A block of data:
---
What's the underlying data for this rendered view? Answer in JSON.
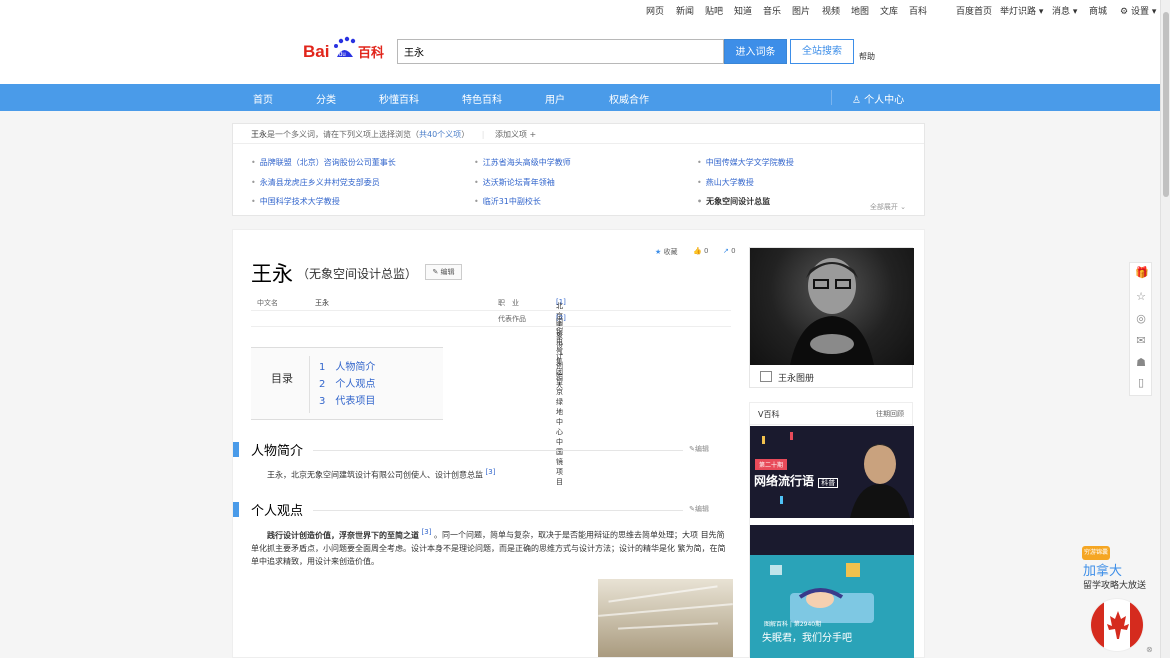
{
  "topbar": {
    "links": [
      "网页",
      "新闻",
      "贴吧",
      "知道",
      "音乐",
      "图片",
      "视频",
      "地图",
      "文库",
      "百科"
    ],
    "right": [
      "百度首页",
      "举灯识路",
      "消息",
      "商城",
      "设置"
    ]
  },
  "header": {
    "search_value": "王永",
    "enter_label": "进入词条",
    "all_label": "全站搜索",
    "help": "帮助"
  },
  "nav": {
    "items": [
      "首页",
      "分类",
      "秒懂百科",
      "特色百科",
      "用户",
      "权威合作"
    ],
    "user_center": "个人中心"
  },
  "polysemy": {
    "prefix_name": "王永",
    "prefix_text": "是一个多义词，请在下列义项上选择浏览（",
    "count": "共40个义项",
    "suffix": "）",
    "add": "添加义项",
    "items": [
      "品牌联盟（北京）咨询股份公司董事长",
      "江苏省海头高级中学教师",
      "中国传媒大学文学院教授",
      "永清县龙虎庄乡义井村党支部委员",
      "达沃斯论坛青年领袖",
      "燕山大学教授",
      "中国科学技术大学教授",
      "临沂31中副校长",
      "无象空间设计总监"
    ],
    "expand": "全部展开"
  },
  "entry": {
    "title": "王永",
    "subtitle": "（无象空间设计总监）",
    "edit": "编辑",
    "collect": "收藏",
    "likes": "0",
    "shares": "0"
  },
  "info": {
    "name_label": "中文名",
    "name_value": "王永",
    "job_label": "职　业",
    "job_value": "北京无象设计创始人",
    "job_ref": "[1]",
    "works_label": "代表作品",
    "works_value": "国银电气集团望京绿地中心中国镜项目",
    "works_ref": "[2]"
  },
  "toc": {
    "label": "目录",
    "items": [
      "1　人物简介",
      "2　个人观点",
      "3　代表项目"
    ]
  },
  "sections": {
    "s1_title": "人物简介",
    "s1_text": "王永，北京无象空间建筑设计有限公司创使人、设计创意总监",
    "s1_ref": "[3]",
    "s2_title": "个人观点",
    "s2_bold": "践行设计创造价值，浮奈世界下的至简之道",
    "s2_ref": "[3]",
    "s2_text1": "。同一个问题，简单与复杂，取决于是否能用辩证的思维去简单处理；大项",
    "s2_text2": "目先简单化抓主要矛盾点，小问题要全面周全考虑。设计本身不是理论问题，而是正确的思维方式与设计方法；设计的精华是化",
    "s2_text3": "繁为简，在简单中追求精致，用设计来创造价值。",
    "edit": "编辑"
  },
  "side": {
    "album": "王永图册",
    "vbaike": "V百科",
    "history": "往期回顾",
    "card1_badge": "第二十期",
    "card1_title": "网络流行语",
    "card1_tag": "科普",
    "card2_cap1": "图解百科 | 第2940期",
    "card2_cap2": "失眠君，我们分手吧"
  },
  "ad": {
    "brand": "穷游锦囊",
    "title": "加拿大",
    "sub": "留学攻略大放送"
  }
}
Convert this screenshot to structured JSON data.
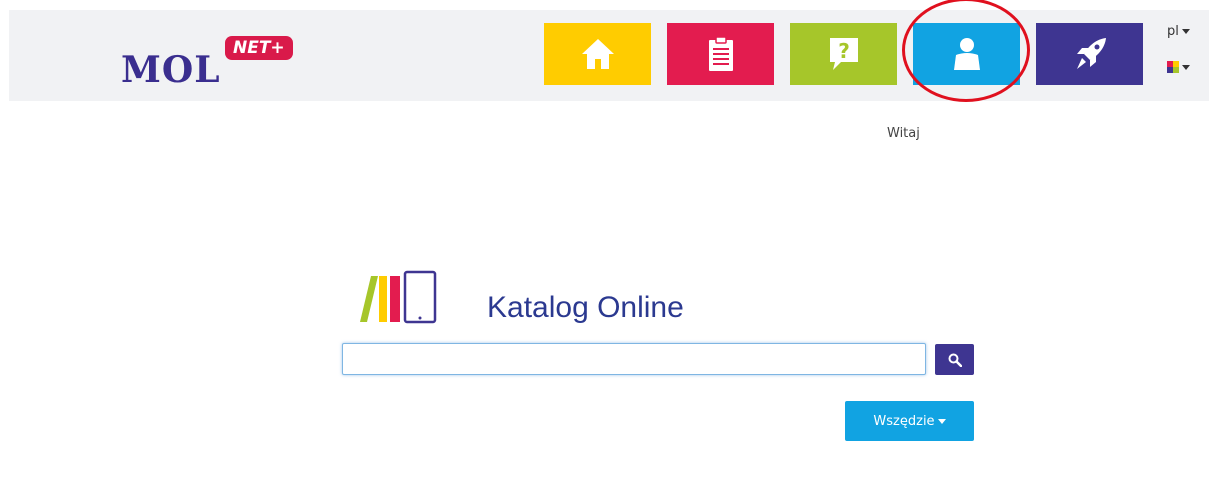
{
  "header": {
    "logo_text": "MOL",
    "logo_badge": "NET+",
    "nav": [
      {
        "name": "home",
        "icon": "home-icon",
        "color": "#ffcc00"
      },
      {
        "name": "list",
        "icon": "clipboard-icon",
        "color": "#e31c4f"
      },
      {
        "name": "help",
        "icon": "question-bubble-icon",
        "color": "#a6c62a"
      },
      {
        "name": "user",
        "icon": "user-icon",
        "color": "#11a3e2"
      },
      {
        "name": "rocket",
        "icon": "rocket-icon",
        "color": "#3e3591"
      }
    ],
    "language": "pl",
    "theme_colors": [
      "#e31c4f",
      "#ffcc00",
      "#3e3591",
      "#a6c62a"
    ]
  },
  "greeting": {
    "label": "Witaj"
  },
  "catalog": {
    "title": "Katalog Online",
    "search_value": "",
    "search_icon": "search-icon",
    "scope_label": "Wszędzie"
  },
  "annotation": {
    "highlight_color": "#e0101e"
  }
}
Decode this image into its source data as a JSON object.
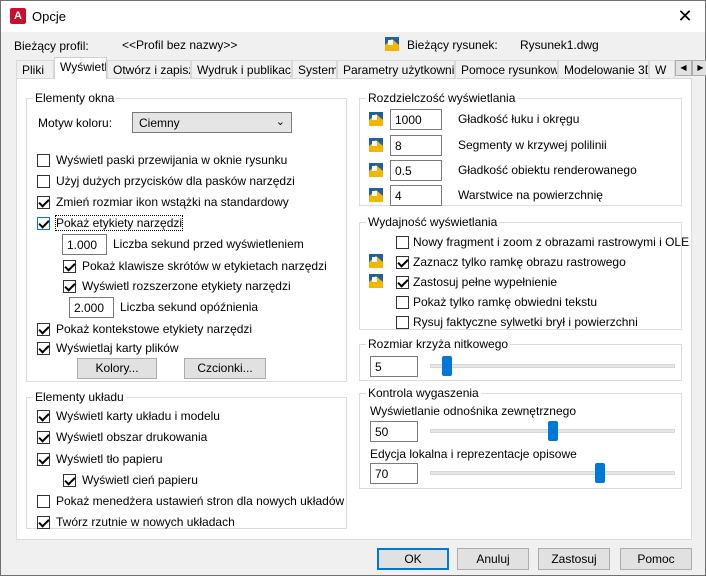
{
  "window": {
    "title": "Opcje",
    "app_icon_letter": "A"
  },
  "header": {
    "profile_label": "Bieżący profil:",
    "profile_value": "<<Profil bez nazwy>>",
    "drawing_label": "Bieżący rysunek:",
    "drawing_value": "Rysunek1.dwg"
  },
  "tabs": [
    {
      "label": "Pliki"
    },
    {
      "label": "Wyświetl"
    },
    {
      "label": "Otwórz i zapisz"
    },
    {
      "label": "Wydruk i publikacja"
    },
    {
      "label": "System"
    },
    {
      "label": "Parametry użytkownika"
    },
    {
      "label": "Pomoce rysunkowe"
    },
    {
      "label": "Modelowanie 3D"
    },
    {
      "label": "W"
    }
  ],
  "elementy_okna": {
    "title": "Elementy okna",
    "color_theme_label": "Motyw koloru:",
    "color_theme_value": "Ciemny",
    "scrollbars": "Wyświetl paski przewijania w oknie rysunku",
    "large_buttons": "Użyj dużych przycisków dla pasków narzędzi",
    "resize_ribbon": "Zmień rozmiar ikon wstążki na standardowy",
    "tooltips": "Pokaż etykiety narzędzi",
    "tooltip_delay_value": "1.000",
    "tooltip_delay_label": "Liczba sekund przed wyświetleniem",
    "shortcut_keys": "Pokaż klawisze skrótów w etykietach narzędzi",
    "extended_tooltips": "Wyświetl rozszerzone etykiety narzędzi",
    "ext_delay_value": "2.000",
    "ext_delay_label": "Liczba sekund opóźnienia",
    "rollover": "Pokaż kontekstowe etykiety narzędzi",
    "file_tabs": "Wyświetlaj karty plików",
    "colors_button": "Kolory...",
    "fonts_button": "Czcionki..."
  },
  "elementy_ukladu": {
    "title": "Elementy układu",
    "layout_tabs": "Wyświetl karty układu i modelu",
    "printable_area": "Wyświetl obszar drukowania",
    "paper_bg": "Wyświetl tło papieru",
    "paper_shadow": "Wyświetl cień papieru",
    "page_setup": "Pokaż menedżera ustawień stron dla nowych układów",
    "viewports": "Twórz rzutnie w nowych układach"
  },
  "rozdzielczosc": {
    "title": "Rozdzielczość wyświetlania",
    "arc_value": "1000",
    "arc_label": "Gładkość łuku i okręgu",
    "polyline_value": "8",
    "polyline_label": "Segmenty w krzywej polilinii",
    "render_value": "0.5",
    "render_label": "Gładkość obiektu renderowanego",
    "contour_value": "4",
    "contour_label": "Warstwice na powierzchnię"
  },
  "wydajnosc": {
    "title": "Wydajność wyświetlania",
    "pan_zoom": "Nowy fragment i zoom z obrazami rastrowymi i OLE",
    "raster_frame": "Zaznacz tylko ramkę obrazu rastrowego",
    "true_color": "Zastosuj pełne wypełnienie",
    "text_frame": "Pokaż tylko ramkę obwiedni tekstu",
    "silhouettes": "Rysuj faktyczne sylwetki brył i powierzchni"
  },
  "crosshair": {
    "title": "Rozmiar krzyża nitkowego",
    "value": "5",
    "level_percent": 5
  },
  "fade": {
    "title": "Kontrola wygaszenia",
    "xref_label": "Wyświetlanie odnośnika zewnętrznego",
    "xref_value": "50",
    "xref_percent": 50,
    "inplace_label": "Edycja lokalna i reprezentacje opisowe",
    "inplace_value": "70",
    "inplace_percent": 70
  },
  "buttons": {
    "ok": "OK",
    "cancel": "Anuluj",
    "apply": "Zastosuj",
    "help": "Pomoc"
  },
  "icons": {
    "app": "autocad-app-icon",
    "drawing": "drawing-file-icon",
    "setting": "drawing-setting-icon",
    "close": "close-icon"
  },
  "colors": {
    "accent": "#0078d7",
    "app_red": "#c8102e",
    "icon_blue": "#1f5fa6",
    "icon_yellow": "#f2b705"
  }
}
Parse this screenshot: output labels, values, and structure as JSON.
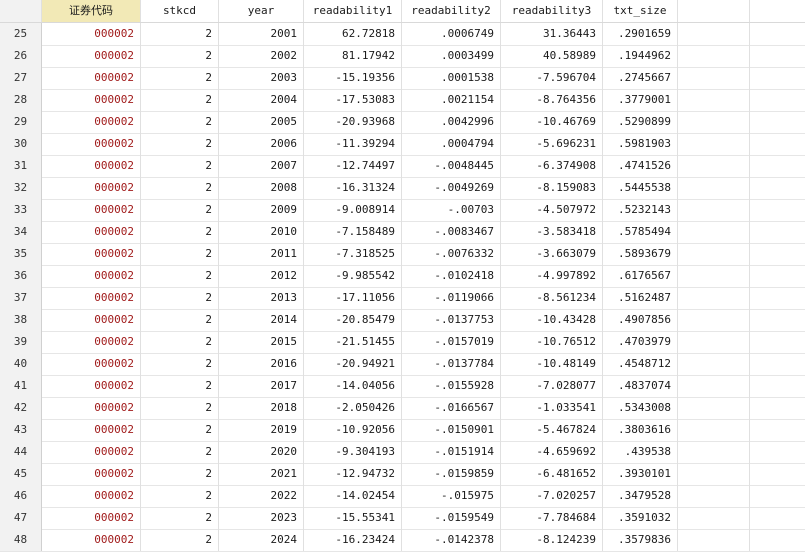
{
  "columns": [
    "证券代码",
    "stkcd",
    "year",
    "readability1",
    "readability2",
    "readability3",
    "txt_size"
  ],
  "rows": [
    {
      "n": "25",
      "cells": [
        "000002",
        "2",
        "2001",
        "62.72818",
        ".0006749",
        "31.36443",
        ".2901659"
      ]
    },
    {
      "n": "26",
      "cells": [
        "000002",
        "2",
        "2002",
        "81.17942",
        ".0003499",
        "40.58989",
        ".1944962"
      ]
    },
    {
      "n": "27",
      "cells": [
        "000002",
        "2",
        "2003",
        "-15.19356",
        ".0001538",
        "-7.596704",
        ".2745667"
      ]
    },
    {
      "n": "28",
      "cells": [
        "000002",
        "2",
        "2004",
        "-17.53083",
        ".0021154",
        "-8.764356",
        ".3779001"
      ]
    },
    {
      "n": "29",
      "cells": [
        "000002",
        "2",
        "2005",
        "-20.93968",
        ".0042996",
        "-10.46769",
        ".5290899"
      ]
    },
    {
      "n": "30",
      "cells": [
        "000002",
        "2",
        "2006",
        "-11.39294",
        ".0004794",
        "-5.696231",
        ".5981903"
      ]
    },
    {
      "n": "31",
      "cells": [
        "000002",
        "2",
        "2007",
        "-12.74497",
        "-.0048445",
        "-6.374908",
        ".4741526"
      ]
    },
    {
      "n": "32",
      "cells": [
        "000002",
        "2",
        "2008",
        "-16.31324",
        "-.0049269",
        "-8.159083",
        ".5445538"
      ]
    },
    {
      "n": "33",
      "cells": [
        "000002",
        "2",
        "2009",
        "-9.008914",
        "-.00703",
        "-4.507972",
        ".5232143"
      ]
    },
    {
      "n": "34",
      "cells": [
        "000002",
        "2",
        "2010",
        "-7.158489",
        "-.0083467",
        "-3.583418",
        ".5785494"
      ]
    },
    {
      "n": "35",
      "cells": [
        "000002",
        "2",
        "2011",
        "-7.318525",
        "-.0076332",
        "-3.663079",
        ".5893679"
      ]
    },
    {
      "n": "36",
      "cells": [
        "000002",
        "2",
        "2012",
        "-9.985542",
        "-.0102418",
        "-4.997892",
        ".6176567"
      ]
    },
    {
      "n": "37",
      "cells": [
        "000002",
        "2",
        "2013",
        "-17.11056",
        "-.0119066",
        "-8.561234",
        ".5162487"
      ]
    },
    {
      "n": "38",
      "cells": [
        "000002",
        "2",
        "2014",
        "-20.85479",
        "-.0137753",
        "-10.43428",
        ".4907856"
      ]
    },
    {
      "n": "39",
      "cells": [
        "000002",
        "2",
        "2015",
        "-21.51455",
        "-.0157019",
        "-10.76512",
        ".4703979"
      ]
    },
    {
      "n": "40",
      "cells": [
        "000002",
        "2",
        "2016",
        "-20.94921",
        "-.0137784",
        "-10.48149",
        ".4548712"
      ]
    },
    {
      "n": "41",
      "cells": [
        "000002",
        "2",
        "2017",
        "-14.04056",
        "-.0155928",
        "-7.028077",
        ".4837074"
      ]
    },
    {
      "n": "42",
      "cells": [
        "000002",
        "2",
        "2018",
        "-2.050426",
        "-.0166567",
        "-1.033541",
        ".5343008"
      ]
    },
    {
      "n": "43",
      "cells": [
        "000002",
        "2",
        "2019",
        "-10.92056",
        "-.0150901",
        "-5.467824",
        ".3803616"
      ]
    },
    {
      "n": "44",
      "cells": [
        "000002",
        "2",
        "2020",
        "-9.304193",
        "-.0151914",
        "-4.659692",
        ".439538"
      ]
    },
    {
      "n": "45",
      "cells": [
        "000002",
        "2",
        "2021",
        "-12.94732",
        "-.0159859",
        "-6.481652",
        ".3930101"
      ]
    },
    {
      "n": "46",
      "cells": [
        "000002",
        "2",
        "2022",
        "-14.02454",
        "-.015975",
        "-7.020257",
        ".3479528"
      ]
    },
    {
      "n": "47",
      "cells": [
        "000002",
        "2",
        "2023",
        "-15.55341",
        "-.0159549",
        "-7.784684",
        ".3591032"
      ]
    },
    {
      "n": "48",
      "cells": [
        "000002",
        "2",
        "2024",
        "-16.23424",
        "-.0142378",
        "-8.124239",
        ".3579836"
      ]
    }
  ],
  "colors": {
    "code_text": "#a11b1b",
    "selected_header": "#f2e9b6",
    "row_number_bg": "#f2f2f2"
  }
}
---
=== Given request ===
Count every line of the material above that holds the string "Liczba", then state only the total.

=== Solution to the exercise ===
2